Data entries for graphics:
-------

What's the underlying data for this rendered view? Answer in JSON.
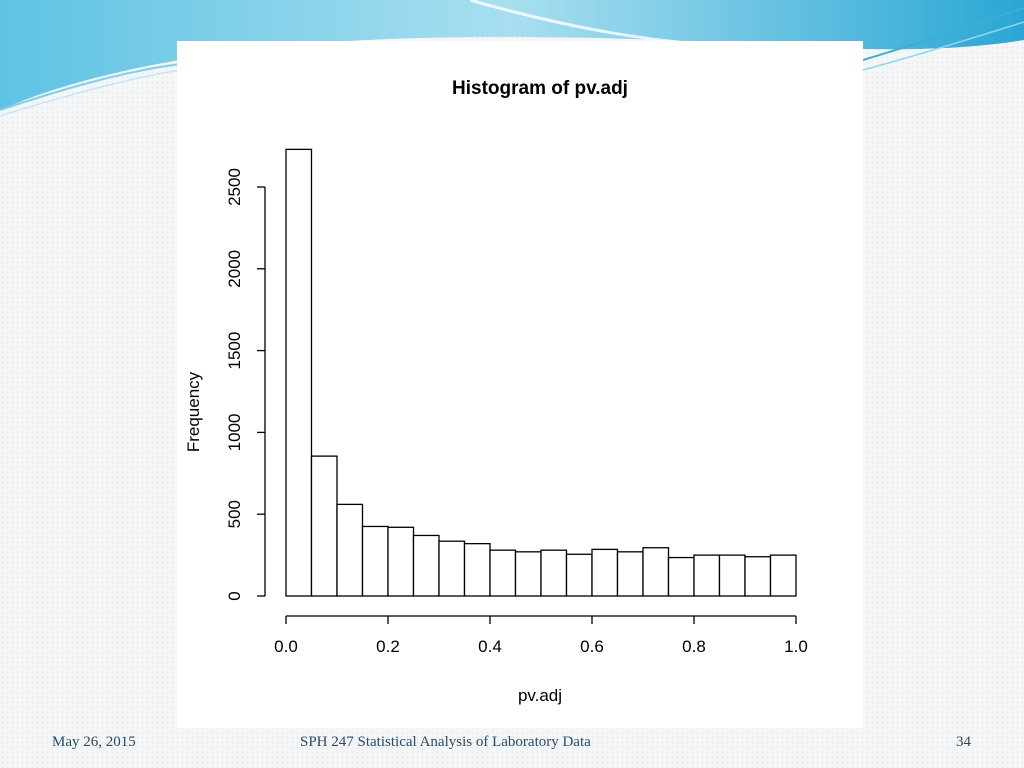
{
  "footer": {
    "date": "May 26, 2015",
    "title": "SPH 247 Statistical Analysis of Laboratory Data",
    "page_number": "34"
  },
  "colors": {
    "header_light": "#a8dff0",
    "header_mid": "#5ec3e3",
    "header_dark": "#2aa6d4",
    "footer_text": "#2b4a63",
    "bar_fill": "#ffffff",
    "bar_stroke": "#000000"
  },
  "chart_data": {
    "type": "bar",
    "title": "Histogram of pv.adj",
    "xlabel": "pv.adj",
    "ylabel": "Frequency",
    "bin_width": 0.05,
    "bins_start": [
      0.0,
      0.05,
      0.1,
      0.15,
      0.2,
      0.25,
      0.3,
      0.35,
      0.4,
      0.45,
      0.5,
      0.55,
      0.6,
      0.65,
      0.7,
      0.75,
      0.8,
      0.85,
      0.9,
      0.95
    ],
    "values": [
      2730,
      855,
      560,
      425,
      420,
      370,
      335,
      320,
      280,
      270,
      280,
      255,
      285,
      270,
      295,
      235,
      250,
      250,
      240,
      250
    ],
    "xlim": [
      0,
      1
    ],
    "ylim": [
      0,
      2500
    ],
    "x_ticks": [
      0,
      0.2,
      0.4,
      0.6,
      0.8,
      1
    ],
    "x_tick_labels": [
      "0.0",
      "0.2",
      "0.4",
      "0.6",
      "0.8",
      "1.0"
    ],
    "y_ticks": [
      0,
      500,
      1000,
      1500,
      2000,
      2500
    ],
    "y_tick_labels": [
      "0",
      "500",
      "1000",
      "1500",
      "2000",
      "2500"
    ],
    "grid": false
  }
}
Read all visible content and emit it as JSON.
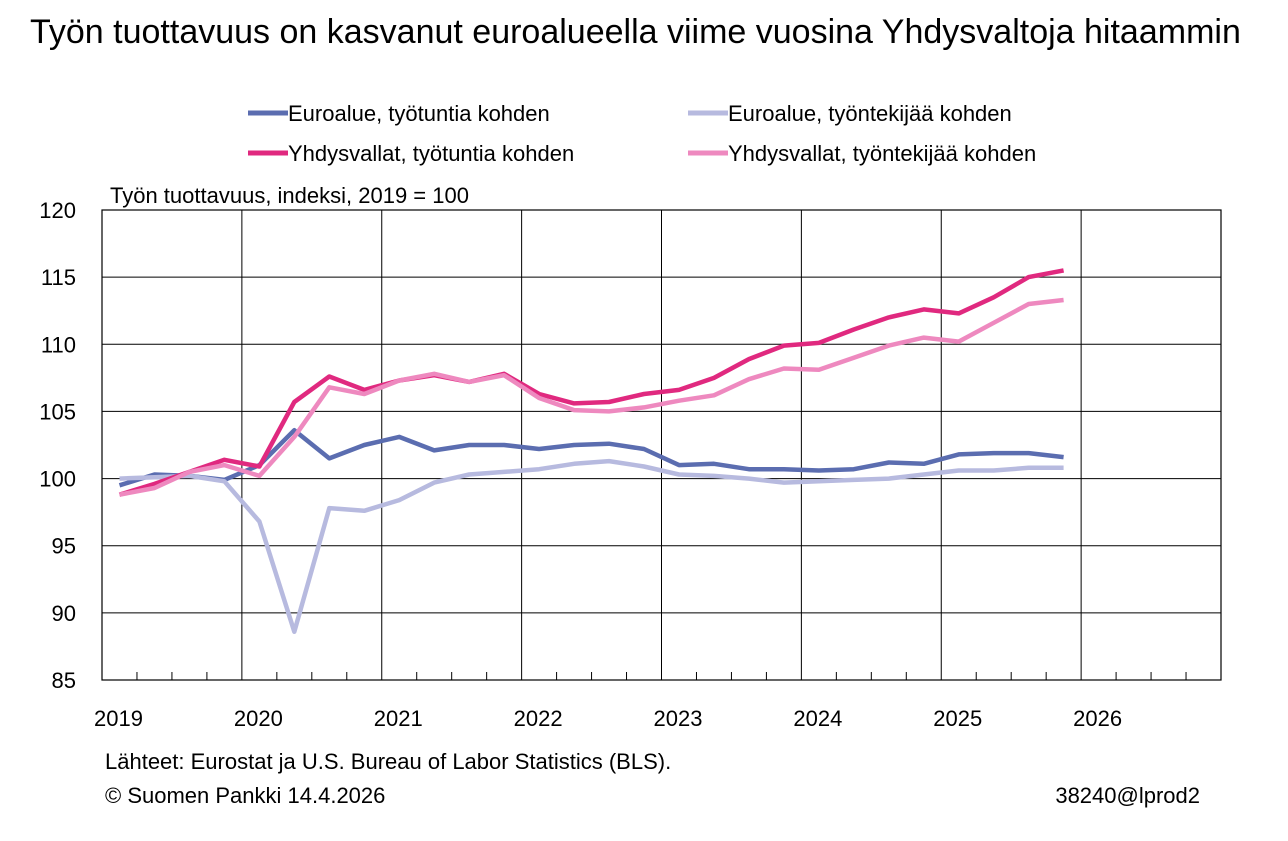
{
  "title": "Työn tuottavuus on kasvanut euroalueella viime vuosina Yhdysvaltoja hitaammin",
  "footer": {
    "source": "Lähteet: Eurostat ja U.S. Bureau of Labor Statistics (BLS).",
    "copyright": "© Suomen Pankki 14.4.2026",
    "code": "38240@lprod2"
  },
  "chart_data": {
    "type": "line",
    "ylabel": "Työn tuottavuus, indeksi, 2019 = 100",
    "xlabel": "",
    "ylim": [
      85,
      120
    ],
    "yticks": [
      85,
      90,
      95,
      100,
      105,
      110,
      115,
      120
    ],
    "xlim": [
      2019,
      2027
    ],
    "year_labels": [
      "2019",
      "2020",
      "2021",
      "2022",
      "2023",
      "2024",
      "2025",
      "2026"
    ],
    "grid": true,
    "legend_position": "top",
    "x": [
      "2019Q1",
      "2019Q2",
      "2019Q3",
      "2019Q4",
      "2020Q1",
      "2020Q2",
      "2020Q3",
      "2020Q4",
      "2021Q1",
      "2021Q2",
      "2021Q3",
      "2021Q4",
      "2022Q1",
      "2022Q2",
      "2022Q3",
      "2022Q4",
      "2023Q1",
      "2023Q2",
      "2023Q3",
      "2023Q4",
      "2024Q1",
      "2024Q2",
      "2024Q3",
      "2024Q4",
      "2025Q1",
      "2025Q2",
      "2025Q3",
      "2025Q4"
    ],
    "series": [
      {
        "name": "Euroalue, työtuntia kohden",
        "color": "#5b6db0",
        "values": [
          99.5,
          100.3,
          100.2,
          99.9,
          101.0,
          103.6,
          101.5,
          102.5,
          103.1,
          102.1,
          102.5,
          102.5,
          102.2,
          102.5,
          102.6,
          102.2,
          101.0,
          101.1,
          100.7,
          100.7,
          100.6,
          100.7,
          101.2,
          101.1,
          101.8,
          101.9,
          101.9,
          101.6
        ]
      },
      {
        "name": "Euroalue, työntekijää kohden",
        "color": "#b7badf",
        "values": [
          100.0,
          100.1,
          100.2,
          99.8,
          96.8,
          88.6,
          97.8,
          97.6,
          98.4,
          99.7,
          100.3,
          100.5,
          100.7,
          101.1,
          101.3,
          100.9,
          100.3,
          100.2,
          100.0,
          99.7,
          99.8,
          99.9,
          100.0,
          100.3,
          100.6,
          100.6,
          100.8,
          100.8
        ]
      },
      {
        "name": "Yhdysvallat, työtuntia kohden",
        "color": "#e0297f",
        "values": [
          98.8,
          99.6,
          100.5,
          101.4,
          100.9,
          105.7,
          107.6,
          106.6,
          107.3,
          107.7,
          107.2,
          107.8,
          106.3,
          105.6,
          105.7,
          106.3,
          106.6,
          107.5,
          108.9,
          109.9,
          110.1,
          111.1,
          112.0,
          112.6,
          112.3,
          113.5,
          115.0,
          115.5
        ]
      },
      {
        "name": "Yhdysvallat, työntekijää kohden",
        "color": "#ee89bf",
        "values": [
          98.8,
          99.3,
          100.5,
          101.0,
          100.2,
          103.1,
          106.8,
          106.3,
          107.3,
          107.8,
          107.2,
          107.7,
          106.0,
          105.1,
          105.0,
          105.3,
          105.8,
          106.2,
          107.4,
          108.2,
          108.1,
          109.0,
          109.9,
          110.5,
          110.2,
          111.6,
          113.0,
          113.3
        ]
      }
    ]
  }
}
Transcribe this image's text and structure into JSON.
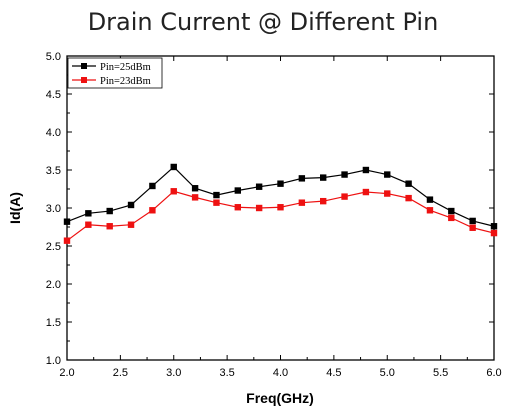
{
  "chart_data": {
    "type": "line",
    "title": "Drain Current @ Different Pin",
    "xlabel": "Freq(GHz)",
    "ylabel": "Id(A)",
    "xlim": [
      2.0,
      6.0
    ],
    "ylim": [
      1.0,
      5.0
    ],
    "x_ticks": [
      "2.0",
      "2.5",
      "3.0",
      "3.5",
      "4.0",
      "4.5",
      "5.0",
      "5.5",
      "6.0"
    ],
    "y_ticks": [
      "1.0",
      "1.5",
      "2.0",
      "2.5",
      "3.0",
      "3.5",
      "4.0",
      "4.5",
      "5.0"
    ],
    "grid": false,
    "legend_position": "top-left",
    "x": [
      2.0,
      2.2,
      2.4,
      2.6,
      2.8,
      3.0,
      3.2,
      3.4,
      3.6,
      3.8,
      4.0,
      4.2,
      4.4,
      4.6,
      4.8,
      5.0,
      5.2,
      5.4,
      5.6,
      5.8,
      6.0
    ],
    "series": [
      {
        "name": "Pin=25dBm",
        "color": "#000000",
        "values": [
          2.82,
          2.93,
          2.96,
          3.04,
          3.29,
          3.54,
          3.26,
          3.17,
          3.23,
          3.28,
          3.32,
          3.39,
          3.4,
          3.44,
          3.5,
          3.44,
          3.32,
          3.11,
          2.96,
          2.83,
          2.76
        ]
      },
      {
        "name": "Pin=23dBm",
        "color": "#ee1111",
        "values": [
          2.57,
          2.78,
          2.76,
          2.78,
          2.97,
          3.22,
          3.14,
          3.07,
          3.01,
          3.0,
          3.01,
          3.07,
          3.09,
          3.15,
          3.21,
          3.19,
          3.13,
          2.97,
          2.87,
          2.74,
          2.67
        ]
      }
    ]
  }
}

-------

**GOAL:**
Identify and list each line with the word "työntekijää".

**RESPONSE TO THE TASK:**
        "name": "Euroalue, työntekijää kohden",
        "name": "Yhdysvallat, työntekijää kohden",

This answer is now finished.